▶ **Requirement**
Go through the entries one line at a time, and gather every line that has the word "style".

▶ **Task inputs**
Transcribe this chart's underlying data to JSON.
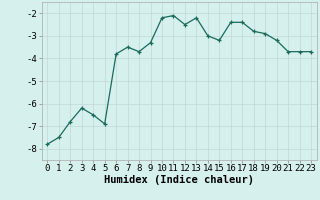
{
  "x": [
    0,
    1,
    2,
    3,
    4,
    5,
    6,
    7,
    8,
    9,
    10,
    11,
    12,
    13,
    14,
    15,
    16,
    17,
    18,
    19,
    20,
    21,
    22,
    23
  ],
  "y": [
    -7.8,
    -7.5,
    -6.8,
    -6.2,
    -6.5,
    -6.9,
    -3.8,
    -3.5,
    -3.7,
    -3.3,
    -2.2,
    -2.1,
    -2.5,
    -2.2,
    -3.0,
    -3.2,
    -2.4,
    -2.4,
    -2.8,
    -2.9,
    -3.2,
    -3.7,
    -3.7,
    -3.7
  ],
  "line_color": "#1a6b5a",
  "marker": "+",
  "markersize": 3.5,
  "linewidth": 0.9,
  "bg_color": "#d6f0ee",
  "grid_color": "#c0d8d5",
  "xlabel": "Humidex (Indice chaleur)",
  "xlim": [
    -0.5,
    23.5
  ],
  "ylim": [
    -8.5,
    -1.5
  ],
  "yticks": [
    -8,
    -7,
    -6,
    -5,
    -4,
    -3,
    -2
  ],
  "xticks": [
    0,
    1,
    2,
    3,
    4,
    5,
    6,
    7,
    8,
    9,
    10,
    11,
    12,
    13,
    14,
    15,
    16,
    17,
    18,
    19,
    20,
    21,
    22,
    23
  ],
  "tick_fontsize": 6.5,
  "xlabel_fontsize": 7.5
}
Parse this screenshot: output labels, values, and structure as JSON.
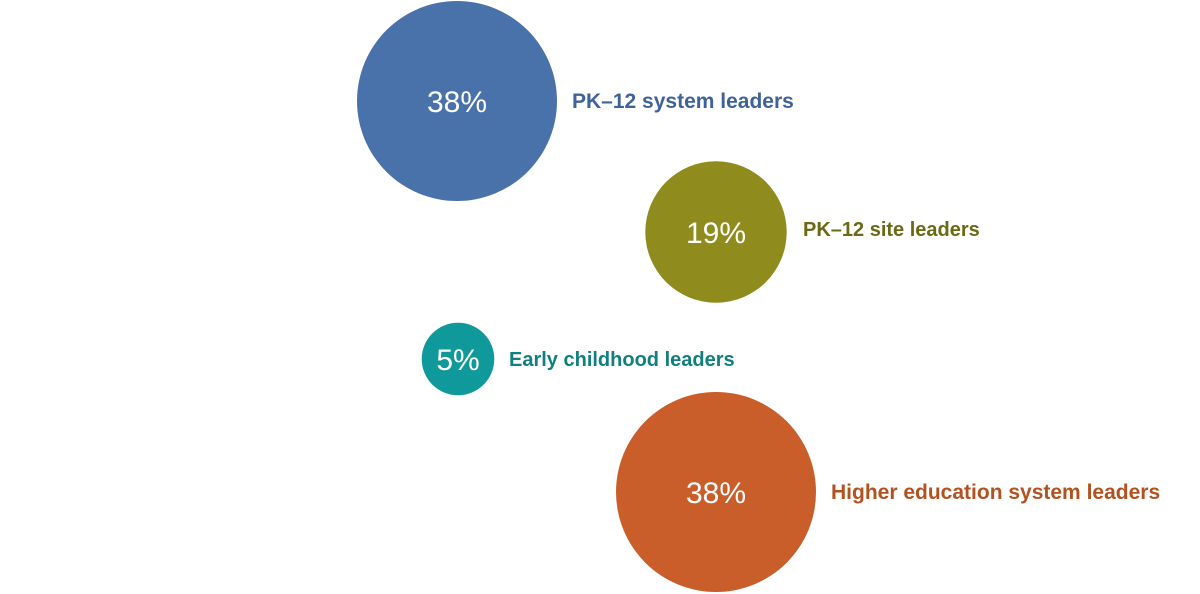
{
  "chart_data": {
    "type": "bubble",
    "series": [
      {
        "name": "PK–12 system leaders",
        "value": 38,
        "label": "38%",
        "color": "#4a72aa"
      },
      {
        "name": "PK–12 site leaders",
        "value": 19,
        "label": "19%",
        "color": "#8f8b1d"
      },
      {
        "name": "Early childhood leaders",
        "value": 5,
        "label": "5%",
        "color": "#10999a"
      },
      {
        "name": "Higher education system leaders",
        "value": 38,
        "label": "38%",
        "color": "#c95e2a"
      }
    ],
    "label_colors": [
      "#3f6398",
      "#6b6a14",
      "#107f80",
      "#b4521f"
    ]
  }
}
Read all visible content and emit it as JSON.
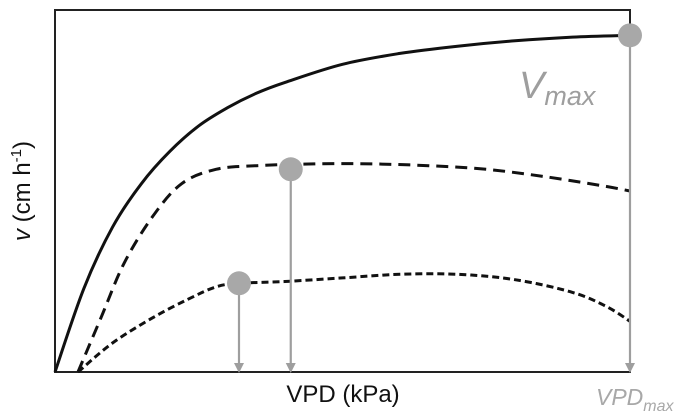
{
  "chart_data": {
    "type": "line",
    "xlabel": "VPD (kPa)",
    "ylabel_italic": "v",
    "ylabel_rest": " (cm h",
    "ylabel_sup": "-1",
    "ylabel_close": ")",
    "x_ticks": [],
    "y_ticks": [],
    "grid": false,
    "legend": "none",
    "series": [
      {
        "style": "solid",
        "points": [
          [
            0.0,
            0.0
          ],
          [
            0.05,
            0.23
          ],
          [
            0.1,
            0.4
          ],
          [
            0.15,
            0.52
          ],
          [
            0.2,
            0.61
          ],
          [
            0.25,
            0.68
          ],
          [
            0.3,
            0.73
          ],
          [
            0.35,
            0.77
          ],
          [
            0.4,
            0.8
          ],
          [
            0.5,
            0.85
          ],
          [
            0.6,
            0.88
          ],
          [
            0.7,
            0.9
          ],
          [
            0.8,
            0.915
          ],
          [
            0.9,
            0.925
          ],
          [
            1.0,
            0.93
          ]
        ],
        "marker": {
          "x": 1.0,
          "y": 0.93
        }
      },
      {
        "style": "dashed",
        "points": [
          [
            0.04,
            0.0
          ],
          [
            0.08,
            0.15
          ],
          [
            0.12,
            0.3
          ],
          [
            0.17,
            0.43
          ],
          [
            0.22,
            0.52
          ],
          [
            0.28,
            0.56
          ],
          [
            0.35,
            0.57
          ],
          [
            0.45,
            0.575
          ],
          [
            0.55,
            0.575
          ],
          [
            0.65,
            0.57
          ],
          [
            0.75,
            0.56
          ],
          [
            0.85,
            0.54
          ],
          [
            0.95,
            0.515
          ],
          [
            1.0,
            0.5
          ]
        ],
        "marker": {
          "x": 0.41,
          "y": 0.56
        }
      },
      {
        "style": "short-dashed",
        "points": [
          [
            0.04,
            0.0
          ],
          [
            0.1,
            0.08
          ],
          [
            0.17,
            0.15
          ],
          [
            0.23,
            0.2
          ],
          [
            0.28,
            0.235
          ],
          [
            0.32,
            0.245
          ],
          [
            0.4,
            0.25
          ],
          [
            0.5,
            0.26
          ],
          [
            0.6,
            0.27
          ],
          [
            0.7,
            0.27
          ],
          [
            0.8,
            0.255
          ],
          [
            0.9,
            0.22
          ],
          [
            0.96,
            0.18
          ],
          [
            1.0,
            0.14
          ]
        ],
        "marker": {
          "x": 0.32,
          "y": 0.245
        }
      }
    ],
    "annotations": {
      "vmax_main": "V",
      "vmax_sub": "max",
      "vpdmax_main": "VPD",
      "vpdmax_sub": "max"
    },
    "colors": {
      "curves": "#111111",
      "markers": "#a8a8a8",
      "drop_lines": "#9e9e9e",
      "vmax_label": "#9e9e9e"
    }
  }
}
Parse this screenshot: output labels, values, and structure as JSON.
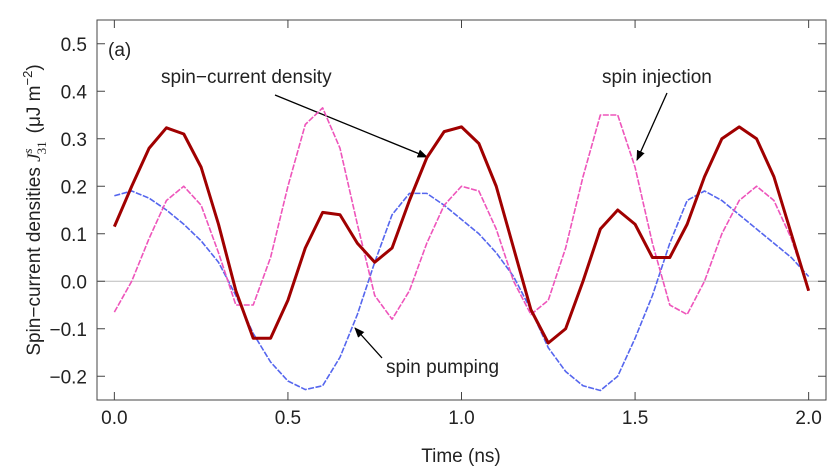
{
  "chart_data": {
    "type": "line",
    "x_label": "Time  (ns)",
    "y_label": {
      "text": "Spin−current  densities",
      "symbol": "J",
      "superscript": "s",
      "subscript": "31",
      "unit": "(μJ m",
      "unit_exponent": "−2",
      "unit_close": ")"
    },
    "panel_label": "(a)",
    "x": [
      0,
      0.05,
      0.1,
      0.15,
      0.2,
      0.25,
      0.3,
      0.35,
      0.4,
      0.45,
      0.5,
      0.55,
      0.6,
      0.65,
      0.7,
      0.75,
      0.8,
      0.85,
      0.9,
      0.95,
      1,
      1.05,
      1.1,
      1.15,
      1.2,
      1.25,
      1.3,
      1.35,
      1.4,
      1.45,
      1.5,
      1.55,
      1.6,
      1.65,
      1.7,
      1.75,
      1.8,
      1.85,
      1.9,
      1.95,
      2
    ],
    "series": [
      {
        "name": "spin−current density",
        "color": "#a00000",
        "width": 3,
        "values": [
          0.115,
          0.2,
          0.28,
          0.323,
          0.31,
          0.24,
          0.12,
          -0.02,
          -0.12,
          -0.12,
          -0.04,
          0.07,
          0.145,
          0.14,
          0.08,
          0.04,
          0.07,
          0.17,
          0.26,
          0.315,
          0.325,
          0.29,
          0.2,
          0.07,
          -0.06,
          -0.13,
          -0.1,
          0,
          0.11,
          0.15,
          0.12,
          0.05,
          0.05,
          0.12,
          0.22,
          0.3,
          0.325,
          0.3,
          0.22,
          0.1,
          -0.02
        ]
      },
      {
        "name": "spin injection",
        "color": "#ee55bb",
        "width": 1.6,
        "values": [
          -0.065,
          0,
          0.09,
          0.17,
          0.2,
          0.16,
          0.06,
          -0.05,
          -0.05,
          0.05,
          0.2,
          0.33,
          0.365,
          0.28,
          0.12,
          -0.03,
          -0.08,
          -0.02,
          0.08,
          0.16,
          0.2,
          0.19,
          0.11,
          0,
          -0.07,
          -0.04,
          0.07,
          0.22,
          0.35,
          0.35,
          0.24,
          0.08,
          -0.05,
          -0.07,
          0,
          0.1,
          0.17,
          0.2,
          0.17,
          0.09,
          -0.02
        ]
      },
      {
        "name": "spin pumping",
        "color": "#5566ee",
        "width": 1.6,
        "values": [
          0.18,
          0.19,
          0.175,
          0.15,
          0.12,
          0.085,
          0.04,
          -0.03,
          -0.11,
          -0.17,
          -0.21,
          -0.228,
          -0.22,
          -0.16,
          -0.07,
          0.04,
          0.14,
          0.185,
          0.185,
          0.16,
          0.13,
          0.1,
          0.06,
          0.01,
          -0.06,
          -0.14,
          -0.19,
          -0.22,
          -0.23,
          -0.2,
          -0.12,
          -0.03,
          0.08,
          0.17,
          0.19,
          0.17,
          0.14,
          0.11,
          0.08,
          0.05,
          0.01
        ]
      }
    ],
    "xlim": [
      -0.05,
      2.05
    ],
    "xticks": [
      {
        "value": 0,
        "label": "0.0"
      },
      0.5,
      {
        "value": 1,
        "label": "1.0"
      },
      1.5,
      {
        "value": 2,
        "label": "2.0"
      }
    ],
    "ylim": [
      -0.25,
      0.55
    ],
    "yticks": [
      {
        "value": -0.2,
        "label": "−0.2"
      },
      {
        "value": -0.1,
        "label": "−0.1"
      },
      {
        "value": 0,
        "label": "0.0"
      },
      0.1,
      0.2,
      0.3,
      0.4,
      0.5
    ],
    "grid": false
  }
}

▶ **Full output**
        "style": "solid",
        "style": "dashed",
        "style": "short-dashed",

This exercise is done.